**** Data

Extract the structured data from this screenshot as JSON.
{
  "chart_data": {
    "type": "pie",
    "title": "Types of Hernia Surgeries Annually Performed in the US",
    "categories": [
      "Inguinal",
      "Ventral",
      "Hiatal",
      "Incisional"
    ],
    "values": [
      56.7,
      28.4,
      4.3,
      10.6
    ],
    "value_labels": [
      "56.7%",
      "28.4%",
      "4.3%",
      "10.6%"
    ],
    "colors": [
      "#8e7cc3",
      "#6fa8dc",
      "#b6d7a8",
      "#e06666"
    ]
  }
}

********

Required work. Write out the data exactly as it stands.

Solution for this exercise.
Extract the structured data from this screenshot as JSON.
{
  "chart_data": {
    "type": "pie",
    "title": "Types of Hernia Surgeries Annually Performed in the US",
    "categories": [
      "Inguinal",
      "Ventral",
      "Hiatal",
      "Incisional"
    ],
    "values": [
      56.7,
      28.4,
      4.3,
      10.6
    ],
    "value_labels": [
      "56.7%",
      "28.4%",
      "4.3%",
      "10.6%"
    ],
    "colors": [
      "#8e7cc3",
      "#6fa8dc",
      "#b6d7a8",
      "#e06666"
    ]
  }
}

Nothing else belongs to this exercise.